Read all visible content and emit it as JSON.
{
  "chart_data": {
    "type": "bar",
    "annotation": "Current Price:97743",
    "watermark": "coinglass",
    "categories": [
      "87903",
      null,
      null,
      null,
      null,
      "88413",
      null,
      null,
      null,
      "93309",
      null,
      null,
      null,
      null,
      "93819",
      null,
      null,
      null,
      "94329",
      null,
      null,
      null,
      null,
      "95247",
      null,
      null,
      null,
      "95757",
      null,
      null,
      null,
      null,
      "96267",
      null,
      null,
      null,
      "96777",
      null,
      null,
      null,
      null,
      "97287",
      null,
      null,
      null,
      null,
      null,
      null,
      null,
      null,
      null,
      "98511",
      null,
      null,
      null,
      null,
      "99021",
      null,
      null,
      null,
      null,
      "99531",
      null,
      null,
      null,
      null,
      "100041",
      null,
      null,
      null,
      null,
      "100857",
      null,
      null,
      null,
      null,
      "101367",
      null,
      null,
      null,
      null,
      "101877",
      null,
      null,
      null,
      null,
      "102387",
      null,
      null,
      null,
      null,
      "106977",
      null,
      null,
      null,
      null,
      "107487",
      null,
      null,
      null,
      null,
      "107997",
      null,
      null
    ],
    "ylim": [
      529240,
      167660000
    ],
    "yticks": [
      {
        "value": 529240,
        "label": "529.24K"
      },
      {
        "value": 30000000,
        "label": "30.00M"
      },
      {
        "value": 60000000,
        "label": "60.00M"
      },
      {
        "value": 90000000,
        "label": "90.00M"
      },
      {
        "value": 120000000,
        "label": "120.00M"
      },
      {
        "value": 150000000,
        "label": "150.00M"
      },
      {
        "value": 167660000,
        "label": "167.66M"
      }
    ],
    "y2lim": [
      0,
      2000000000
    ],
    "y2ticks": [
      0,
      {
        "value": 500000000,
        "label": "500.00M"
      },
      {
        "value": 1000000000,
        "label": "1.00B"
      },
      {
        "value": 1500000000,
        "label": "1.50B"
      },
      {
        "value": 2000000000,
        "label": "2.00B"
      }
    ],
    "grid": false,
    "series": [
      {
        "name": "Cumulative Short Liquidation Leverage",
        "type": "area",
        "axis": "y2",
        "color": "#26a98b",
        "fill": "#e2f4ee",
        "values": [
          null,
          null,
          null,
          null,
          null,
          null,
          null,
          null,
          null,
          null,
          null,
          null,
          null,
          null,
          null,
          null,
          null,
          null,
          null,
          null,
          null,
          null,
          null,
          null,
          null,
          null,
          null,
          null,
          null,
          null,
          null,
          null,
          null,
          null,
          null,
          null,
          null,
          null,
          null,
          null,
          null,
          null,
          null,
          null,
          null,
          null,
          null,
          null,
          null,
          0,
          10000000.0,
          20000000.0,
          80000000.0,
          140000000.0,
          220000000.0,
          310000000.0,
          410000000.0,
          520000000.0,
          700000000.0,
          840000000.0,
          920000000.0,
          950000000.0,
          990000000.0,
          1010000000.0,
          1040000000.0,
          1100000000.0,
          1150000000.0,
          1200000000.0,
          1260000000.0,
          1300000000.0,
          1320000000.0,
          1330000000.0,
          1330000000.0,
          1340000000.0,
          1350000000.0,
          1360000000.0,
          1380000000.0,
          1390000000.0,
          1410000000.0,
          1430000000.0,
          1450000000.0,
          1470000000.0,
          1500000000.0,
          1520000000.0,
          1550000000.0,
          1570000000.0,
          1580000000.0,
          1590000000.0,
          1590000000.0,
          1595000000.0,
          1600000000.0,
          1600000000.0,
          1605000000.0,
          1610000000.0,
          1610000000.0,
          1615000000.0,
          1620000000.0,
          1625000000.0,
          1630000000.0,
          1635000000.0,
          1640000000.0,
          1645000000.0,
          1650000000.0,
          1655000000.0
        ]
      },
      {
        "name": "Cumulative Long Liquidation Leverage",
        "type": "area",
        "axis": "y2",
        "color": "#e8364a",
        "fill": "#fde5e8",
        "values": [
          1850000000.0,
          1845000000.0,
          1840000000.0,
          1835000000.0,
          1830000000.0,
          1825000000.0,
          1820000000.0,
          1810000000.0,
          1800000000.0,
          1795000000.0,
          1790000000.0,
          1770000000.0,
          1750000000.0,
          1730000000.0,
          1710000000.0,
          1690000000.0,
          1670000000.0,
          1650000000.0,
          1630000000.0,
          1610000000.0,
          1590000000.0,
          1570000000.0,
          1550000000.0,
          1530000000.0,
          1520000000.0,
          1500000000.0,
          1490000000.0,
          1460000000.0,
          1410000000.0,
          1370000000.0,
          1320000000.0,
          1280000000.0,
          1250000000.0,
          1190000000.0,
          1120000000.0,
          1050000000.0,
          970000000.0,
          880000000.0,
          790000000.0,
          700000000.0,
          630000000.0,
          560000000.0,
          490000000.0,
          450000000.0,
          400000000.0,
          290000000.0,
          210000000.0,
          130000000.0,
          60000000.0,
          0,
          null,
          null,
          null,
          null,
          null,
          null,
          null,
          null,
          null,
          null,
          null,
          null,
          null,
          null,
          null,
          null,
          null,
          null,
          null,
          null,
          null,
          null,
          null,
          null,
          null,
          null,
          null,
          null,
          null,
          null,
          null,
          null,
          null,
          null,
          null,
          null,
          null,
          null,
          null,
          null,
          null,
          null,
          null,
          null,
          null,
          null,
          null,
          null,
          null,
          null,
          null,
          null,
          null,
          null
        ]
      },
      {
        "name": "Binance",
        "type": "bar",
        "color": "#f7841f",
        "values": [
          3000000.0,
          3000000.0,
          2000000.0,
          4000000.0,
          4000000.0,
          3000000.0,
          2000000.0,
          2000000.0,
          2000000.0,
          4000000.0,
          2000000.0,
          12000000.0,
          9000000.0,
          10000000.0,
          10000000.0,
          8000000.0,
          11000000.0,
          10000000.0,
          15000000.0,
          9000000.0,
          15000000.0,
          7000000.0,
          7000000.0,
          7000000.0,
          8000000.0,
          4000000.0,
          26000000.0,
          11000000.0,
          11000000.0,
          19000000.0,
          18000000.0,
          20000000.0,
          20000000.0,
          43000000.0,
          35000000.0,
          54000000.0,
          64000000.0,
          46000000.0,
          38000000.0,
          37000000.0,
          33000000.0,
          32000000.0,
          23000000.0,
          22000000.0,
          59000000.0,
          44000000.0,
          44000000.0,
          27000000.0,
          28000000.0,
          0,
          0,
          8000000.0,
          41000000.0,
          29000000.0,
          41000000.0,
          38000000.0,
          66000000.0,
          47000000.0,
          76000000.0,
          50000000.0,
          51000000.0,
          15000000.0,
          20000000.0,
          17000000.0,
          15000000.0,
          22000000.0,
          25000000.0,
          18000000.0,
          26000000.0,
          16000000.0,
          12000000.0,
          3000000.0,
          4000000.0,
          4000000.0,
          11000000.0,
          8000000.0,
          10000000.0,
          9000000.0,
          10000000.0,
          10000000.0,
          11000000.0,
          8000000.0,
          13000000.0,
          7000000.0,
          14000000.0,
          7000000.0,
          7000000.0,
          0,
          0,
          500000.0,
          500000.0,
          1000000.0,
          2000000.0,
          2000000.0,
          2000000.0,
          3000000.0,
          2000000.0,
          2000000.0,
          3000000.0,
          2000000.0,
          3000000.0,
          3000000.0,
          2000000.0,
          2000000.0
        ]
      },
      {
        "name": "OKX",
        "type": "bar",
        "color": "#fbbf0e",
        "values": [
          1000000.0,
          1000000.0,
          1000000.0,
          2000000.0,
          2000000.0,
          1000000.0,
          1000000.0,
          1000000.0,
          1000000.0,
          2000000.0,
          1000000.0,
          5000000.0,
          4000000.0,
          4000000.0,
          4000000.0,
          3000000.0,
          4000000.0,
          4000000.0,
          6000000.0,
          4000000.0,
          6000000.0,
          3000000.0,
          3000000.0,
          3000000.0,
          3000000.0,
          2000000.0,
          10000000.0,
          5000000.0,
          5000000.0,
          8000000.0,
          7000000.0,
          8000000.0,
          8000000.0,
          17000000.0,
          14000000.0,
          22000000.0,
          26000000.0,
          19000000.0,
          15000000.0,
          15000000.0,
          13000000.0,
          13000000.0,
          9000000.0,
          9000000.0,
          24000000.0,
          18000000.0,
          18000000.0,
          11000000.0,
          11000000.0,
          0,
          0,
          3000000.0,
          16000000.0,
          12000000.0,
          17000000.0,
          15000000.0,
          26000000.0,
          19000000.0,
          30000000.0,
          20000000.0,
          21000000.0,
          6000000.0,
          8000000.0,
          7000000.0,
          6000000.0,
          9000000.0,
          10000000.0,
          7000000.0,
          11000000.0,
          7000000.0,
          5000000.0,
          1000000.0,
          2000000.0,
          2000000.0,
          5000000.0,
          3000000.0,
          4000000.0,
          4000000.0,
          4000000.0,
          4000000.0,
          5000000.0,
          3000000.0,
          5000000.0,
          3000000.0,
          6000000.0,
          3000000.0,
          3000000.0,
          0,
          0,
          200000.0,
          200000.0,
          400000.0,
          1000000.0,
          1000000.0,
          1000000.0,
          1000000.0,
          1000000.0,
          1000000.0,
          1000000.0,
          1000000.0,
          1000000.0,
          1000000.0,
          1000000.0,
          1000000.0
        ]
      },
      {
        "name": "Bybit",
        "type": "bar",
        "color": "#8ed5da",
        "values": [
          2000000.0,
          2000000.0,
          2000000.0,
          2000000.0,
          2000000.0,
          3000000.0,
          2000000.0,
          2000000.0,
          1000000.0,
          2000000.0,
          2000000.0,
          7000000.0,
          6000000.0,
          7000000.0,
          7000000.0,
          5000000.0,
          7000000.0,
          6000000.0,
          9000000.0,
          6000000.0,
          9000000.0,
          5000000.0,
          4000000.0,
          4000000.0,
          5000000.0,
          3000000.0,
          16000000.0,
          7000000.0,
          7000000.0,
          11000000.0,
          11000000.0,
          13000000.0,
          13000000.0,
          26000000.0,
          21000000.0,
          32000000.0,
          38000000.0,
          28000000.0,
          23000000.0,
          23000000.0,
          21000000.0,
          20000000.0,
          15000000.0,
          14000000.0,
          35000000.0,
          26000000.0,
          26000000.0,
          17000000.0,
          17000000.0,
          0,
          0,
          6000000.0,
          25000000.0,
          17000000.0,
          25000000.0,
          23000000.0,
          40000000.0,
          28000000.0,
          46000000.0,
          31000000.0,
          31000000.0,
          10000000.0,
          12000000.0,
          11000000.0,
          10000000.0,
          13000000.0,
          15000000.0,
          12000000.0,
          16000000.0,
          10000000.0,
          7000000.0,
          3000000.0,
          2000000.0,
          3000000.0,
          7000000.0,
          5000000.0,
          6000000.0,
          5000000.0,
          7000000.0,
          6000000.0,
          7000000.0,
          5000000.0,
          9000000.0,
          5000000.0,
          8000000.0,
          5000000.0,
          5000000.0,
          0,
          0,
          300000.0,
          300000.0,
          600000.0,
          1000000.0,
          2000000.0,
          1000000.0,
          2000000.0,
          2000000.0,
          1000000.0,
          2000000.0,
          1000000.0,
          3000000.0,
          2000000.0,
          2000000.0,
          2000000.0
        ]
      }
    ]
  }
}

☆ ☆ ☆ ☆

Goal of the exercise —
In the entries above, find each line with the word "color" and show it.

Finished answer —
        "color": "#26a98b",
        "color": "#e8364a",
        "color": "#f7841f",
        "color": "#fbbf0e",
        "color": "#8ed5da",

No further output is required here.